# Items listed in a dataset
------------------------

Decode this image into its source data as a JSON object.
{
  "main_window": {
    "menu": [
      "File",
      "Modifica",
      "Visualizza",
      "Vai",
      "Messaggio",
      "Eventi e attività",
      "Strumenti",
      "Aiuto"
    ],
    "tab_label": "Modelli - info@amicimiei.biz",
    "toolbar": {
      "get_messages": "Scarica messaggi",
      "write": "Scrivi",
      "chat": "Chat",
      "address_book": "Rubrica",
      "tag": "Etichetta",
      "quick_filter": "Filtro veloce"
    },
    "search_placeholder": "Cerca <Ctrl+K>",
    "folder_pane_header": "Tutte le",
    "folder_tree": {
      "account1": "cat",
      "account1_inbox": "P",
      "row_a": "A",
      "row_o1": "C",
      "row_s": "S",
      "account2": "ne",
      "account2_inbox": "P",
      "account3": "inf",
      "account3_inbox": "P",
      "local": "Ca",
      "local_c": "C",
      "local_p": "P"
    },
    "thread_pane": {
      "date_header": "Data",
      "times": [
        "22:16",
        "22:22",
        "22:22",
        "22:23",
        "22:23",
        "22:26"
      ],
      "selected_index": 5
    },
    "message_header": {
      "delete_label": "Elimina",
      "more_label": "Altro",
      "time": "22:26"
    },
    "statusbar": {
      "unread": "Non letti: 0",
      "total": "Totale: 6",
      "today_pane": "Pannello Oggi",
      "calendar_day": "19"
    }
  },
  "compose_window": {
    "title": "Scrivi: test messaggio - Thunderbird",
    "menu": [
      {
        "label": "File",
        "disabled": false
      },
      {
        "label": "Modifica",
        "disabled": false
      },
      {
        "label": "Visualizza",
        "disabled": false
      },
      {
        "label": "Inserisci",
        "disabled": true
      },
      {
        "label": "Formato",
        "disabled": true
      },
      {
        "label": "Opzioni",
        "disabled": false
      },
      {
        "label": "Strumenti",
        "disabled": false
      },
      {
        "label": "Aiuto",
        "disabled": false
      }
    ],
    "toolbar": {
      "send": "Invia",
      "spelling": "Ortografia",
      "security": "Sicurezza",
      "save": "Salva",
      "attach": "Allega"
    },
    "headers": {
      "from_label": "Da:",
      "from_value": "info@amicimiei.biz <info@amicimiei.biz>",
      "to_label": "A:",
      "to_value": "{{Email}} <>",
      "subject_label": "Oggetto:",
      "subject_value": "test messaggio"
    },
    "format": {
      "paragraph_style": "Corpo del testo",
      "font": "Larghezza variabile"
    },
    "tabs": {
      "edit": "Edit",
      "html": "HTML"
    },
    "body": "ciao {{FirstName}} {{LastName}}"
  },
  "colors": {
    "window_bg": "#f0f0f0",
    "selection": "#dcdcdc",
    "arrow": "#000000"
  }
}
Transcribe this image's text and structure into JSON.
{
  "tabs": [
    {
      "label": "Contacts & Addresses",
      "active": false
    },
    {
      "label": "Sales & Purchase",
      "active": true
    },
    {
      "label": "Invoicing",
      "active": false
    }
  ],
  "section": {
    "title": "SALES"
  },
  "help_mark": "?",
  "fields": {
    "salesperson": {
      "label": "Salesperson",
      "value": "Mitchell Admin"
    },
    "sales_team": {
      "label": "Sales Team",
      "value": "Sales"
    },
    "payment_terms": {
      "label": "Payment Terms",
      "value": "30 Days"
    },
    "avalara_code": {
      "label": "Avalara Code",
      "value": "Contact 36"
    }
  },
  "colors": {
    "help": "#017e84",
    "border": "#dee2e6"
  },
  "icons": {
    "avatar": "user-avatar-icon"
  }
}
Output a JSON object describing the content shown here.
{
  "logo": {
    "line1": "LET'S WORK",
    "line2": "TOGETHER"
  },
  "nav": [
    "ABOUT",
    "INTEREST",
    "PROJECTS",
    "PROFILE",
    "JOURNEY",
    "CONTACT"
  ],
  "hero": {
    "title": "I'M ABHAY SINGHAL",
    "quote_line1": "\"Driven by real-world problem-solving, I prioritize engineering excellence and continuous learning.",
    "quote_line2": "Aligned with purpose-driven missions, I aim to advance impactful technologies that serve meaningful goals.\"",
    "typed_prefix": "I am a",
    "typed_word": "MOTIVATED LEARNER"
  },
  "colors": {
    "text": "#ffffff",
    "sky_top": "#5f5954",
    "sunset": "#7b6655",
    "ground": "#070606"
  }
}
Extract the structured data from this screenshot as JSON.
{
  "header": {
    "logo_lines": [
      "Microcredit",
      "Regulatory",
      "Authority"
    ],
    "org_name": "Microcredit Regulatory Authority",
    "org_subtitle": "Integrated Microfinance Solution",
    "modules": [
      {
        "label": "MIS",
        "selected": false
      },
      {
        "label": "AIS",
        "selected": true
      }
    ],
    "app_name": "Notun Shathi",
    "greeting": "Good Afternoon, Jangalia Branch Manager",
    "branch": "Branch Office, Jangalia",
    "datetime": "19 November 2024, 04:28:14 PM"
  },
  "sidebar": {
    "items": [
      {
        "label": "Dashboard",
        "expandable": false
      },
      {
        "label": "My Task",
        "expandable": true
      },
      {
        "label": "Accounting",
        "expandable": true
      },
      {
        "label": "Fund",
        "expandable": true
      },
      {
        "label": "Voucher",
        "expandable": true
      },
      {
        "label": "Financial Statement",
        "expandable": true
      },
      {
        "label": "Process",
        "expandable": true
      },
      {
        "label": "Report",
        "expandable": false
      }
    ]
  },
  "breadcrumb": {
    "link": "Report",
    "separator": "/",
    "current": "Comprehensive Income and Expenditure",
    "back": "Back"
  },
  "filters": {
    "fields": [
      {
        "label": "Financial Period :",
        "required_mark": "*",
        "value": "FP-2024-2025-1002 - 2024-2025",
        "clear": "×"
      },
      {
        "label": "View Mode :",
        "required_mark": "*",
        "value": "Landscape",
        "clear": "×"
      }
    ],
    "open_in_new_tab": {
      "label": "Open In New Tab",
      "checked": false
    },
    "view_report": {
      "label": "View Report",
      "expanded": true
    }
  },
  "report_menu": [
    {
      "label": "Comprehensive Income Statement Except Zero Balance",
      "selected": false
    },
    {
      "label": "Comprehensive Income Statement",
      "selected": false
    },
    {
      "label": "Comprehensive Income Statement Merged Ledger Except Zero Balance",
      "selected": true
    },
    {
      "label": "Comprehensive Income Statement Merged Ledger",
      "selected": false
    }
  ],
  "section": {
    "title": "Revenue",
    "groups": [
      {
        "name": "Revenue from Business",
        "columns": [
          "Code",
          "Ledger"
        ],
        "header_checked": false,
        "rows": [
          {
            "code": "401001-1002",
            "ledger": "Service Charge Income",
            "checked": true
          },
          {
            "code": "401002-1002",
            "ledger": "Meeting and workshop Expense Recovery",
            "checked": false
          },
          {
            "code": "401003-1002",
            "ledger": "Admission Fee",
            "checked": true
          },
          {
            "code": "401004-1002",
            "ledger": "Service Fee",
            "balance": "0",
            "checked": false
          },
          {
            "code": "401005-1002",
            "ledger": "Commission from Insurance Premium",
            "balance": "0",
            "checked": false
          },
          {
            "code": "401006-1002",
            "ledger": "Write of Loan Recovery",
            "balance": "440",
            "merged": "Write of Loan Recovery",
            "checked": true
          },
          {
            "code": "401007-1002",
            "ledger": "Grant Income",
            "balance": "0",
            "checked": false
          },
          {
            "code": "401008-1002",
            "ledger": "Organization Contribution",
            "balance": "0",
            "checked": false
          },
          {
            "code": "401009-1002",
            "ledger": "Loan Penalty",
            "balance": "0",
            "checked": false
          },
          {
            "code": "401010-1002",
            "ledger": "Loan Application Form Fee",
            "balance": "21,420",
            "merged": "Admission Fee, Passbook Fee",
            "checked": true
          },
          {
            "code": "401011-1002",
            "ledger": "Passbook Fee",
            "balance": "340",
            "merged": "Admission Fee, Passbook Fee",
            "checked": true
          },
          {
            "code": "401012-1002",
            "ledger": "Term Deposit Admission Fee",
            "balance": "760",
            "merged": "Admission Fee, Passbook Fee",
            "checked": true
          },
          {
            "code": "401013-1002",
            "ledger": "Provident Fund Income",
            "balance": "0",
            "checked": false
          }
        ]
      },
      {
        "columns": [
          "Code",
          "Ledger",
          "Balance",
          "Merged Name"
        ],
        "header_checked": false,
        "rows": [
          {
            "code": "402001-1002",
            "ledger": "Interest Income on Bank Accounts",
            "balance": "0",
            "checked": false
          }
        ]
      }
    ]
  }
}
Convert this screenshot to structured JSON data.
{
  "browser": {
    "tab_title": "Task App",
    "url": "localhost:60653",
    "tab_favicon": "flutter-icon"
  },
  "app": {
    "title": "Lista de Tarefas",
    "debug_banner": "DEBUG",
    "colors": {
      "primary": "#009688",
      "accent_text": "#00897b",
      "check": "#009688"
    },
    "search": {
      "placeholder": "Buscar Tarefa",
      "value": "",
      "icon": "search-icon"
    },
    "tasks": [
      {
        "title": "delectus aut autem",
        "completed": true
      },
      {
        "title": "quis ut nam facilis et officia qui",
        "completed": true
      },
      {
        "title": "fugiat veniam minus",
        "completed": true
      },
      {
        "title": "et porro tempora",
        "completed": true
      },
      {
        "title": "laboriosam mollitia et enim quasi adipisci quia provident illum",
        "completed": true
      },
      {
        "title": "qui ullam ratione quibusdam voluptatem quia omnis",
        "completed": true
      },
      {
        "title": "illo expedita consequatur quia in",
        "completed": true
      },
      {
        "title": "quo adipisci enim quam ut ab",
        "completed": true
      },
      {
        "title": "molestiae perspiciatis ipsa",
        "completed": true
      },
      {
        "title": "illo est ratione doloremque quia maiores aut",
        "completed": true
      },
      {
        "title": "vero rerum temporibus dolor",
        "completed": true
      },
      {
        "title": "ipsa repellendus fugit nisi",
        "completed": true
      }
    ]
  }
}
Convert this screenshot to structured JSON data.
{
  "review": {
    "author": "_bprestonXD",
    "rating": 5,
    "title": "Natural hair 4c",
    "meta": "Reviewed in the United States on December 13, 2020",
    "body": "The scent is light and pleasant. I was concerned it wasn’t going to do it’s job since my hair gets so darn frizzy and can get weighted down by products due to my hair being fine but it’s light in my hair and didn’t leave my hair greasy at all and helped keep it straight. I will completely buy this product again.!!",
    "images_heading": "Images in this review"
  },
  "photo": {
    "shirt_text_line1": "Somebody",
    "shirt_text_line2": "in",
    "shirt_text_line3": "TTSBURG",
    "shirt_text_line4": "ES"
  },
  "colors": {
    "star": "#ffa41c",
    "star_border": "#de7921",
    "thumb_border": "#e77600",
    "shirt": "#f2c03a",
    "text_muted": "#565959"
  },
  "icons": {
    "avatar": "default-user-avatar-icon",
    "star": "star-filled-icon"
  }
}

------------------------

# Written problem
From the entries above, pull out each line that includes "ratione".

# Completed task
        "title": "qui ullam ratione quibusdam voluptatem quia omnis",
        "title": "illo est ratione doloremque quia maiores aut",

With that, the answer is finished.